### [SUPPLIED MATERIAL]
+---+

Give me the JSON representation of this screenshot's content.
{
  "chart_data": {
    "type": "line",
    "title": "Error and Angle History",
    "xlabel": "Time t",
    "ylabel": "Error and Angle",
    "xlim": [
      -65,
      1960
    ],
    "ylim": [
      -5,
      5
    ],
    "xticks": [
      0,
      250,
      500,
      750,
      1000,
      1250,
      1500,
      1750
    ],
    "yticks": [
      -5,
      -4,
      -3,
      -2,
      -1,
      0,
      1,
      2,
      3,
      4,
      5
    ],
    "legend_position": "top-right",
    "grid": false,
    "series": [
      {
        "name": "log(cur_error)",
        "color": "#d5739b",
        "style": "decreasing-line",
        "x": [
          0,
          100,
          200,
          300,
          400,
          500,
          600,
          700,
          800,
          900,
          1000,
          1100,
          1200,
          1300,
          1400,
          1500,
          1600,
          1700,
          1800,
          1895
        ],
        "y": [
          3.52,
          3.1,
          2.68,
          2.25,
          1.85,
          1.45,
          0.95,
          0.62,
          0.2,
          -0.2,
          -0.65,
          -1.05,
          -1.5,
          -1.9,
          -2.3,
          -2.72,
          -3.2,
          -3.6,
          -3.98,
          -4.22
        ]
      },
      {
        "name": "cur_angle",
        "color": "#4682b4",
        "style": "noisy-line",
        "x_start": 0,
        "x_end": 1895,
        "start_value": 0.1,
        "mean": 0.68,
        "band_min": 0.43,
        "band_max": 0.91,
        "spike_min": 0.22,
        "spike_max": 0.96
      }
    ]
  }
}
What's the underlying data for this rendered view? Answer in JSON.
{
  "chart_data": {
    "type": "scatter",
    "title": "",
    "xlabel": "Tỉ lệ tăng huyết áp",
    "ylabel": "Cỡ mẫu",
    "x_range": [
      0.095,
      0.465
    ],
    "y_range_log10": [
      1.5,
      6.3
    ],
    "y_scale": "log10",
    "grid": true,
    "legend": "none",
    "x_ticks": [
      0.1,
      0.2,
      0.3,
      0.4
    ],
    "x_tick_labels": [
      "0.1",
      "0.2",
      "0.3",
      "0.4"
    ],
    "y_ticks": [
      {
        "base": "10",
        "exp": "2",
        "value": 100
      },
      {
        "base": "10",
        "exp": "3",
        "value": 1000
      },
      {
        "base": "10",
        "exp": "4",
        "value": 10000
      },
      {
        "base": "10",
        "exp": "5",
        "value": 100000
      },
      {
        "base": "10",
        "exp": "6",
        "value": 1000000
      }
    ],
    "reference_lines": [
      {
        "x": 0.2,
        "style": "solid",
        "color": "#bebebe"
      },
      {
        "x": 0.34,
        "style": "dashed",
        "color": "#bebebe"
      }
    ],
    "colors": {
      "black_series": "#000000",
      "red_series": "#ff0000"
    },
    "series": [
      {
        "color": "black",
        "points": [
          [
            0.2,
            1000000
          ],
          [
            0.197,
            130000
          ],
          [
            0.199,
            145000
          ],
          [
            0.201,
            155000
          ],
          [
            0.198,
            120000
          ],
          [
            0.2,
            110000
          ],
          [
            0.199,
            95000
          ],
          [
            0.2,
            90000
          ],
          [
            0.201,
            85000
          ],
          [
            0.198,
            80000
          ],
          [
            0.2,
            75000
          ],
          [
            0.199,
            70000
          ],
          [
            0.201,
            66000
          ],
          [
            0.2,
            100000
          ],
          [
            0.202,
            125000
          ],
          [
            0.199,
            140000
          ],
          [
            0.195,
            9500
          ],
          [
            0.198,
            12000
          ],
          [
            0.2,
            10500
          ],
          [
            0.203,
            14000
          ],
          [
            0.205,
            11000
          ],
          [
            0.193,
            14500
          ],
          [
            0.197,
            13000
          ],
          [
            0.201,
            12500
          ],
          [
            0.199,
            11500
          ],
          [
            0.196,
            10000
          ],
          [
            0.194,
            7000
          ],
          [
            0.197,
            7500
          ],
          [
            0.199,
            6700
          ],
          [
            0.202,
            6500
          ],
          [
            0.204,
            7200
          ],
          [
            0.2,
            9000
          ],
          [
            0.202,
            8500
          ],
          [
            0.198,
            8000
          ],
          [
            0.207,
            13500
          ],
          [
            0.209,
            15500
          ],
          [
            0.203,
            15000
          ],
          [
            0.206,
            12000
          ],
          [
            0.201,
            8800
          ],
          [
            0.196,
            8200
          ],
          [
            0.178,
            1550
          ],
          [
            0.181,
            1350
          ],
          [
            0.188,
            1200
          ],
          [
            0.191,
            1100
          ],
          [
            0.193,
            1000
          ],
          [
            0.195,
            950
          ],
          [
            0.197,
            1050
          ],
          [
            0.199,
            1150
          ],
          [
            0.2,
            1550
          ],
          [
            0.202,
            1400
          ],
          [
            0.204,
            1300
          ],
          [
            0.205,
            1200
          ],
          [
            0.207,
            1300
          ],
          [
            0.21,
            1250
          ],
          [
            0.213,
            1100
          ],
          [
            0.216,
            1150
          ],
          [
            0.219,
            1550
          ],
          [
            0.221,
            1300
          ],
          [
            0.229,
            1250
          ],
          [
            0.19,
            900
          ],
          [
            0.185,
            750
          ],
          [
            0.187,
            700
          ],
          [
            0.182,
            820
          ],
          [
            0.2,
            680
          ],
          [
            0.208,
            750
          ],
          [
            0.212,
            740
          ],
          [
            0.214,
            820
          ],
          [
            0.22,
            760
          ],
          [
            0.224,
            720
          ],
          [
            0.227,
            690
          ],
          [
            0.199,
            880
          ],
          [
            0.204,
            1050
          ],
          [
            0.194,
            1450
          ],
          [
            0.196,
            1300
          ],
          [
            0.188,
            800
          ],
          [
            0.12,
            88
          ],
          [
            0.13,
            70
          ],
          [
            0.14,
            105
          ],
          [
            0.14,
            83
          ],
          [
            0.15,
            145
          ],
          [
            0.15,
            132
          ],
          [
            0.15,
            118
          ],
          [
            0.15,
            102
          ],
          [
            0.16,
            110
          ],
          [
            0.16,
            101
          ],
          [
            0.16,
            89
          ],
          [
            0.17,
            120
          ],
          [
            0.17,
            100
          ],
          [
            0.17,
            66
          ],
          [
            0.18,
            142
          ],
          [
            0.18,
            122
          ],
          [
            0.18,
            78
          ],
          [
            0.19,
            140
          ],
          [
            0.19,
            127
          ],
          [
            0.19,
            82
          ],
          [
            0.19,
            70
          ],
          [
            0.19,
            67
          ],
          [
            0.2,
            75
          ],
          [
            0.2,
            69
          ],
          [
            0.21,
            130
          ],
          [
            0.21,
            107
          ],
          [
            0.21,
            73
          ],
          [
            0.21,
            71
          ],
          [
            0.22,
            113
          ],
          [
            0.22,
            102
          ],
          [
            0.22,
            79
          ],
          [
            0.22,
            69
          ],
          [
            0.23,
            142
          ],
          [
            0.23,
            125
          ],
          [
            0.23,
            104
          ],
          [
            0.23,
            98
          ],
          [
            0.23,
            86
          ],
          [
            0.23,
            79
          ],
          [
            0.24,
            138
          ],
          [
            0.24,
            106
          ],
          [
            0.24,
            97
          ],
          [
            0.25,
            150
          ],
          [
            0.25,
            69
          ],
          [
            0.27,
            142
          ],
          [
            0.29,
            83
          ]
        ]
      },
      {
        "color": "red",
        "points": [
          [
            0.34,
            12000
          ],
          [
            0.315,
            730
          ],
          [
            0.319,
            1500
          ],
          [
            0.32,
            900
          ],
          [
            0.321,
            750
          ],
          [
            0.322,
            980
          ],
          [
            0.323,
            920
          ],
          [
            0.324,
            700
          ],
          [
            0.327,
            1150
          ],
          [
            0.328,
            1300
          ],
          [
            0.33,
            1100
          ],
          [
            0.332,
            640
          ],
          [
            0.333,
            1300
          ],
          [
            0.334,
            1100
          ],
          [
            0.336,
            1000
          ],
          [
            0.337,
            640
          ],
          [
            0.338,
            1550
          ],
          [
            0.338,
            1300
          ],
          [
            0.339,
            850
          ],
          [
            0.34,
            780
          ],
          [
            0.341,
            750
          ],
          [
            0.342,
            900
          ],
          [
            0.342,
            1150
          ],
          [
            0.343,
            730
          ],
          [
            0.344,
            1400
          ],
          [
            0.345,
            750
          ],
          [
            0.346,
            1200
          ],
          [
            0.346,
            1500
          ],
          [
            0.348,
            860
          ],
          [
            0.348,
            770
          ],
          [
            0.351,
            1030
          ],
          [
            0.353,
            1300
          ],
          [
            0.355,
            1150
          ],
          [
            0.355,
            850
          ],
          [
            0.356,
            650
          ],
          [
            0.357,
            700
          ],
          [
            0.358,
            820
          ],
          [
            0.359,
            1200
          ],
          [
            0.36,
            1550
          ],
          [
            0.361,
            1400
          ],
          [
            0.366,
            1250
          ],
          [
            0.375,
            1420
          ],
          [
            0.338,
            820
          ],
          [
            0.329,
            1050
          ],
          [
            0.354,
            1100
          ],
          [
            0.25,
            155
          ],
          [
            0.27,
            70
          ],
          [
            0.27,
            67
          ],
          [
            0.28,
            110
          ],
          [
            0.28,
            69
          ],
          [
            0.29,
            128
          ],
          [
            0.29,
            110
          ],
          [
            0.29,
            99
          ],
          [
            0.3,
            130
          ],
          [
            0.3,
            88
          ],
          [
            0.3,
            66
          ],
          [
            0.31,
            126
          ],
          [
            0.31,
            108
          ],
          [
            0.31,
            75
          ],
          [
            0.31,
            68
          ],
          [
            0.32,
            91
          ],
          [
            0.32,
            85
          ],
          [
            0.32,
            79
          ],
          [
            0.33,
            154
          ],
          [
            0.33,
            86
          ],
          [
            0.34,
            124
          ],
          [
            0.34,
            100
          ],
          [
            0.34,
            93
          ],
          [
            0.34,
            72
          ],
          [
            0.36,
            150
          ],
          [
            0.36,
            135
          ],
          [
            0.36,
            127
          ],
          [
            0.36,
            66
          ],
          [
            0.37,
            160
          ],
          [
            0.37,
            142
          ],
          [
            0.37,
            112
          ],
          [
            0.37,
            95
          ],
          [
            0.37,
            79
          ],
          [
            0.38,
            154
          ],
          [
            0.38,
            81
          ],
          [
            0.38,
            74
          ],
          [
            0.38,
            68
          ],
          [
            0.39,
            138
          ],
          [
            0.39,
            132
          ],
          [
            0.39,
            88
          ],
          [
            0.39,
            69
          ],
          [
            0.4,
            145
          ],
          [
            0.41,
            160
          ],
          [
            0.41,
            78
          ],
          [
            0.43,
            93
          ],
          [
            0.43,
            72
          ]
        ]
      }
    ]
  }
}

+---+

### [PROBLEM TO WORK ON]
In the records above, find the lines containing "xlabel" and copy them.

### [OUTPUT BELOW]
    "xlabel": "Time t",
    "xlabel": "Tỉ lệ tăng huyết áp",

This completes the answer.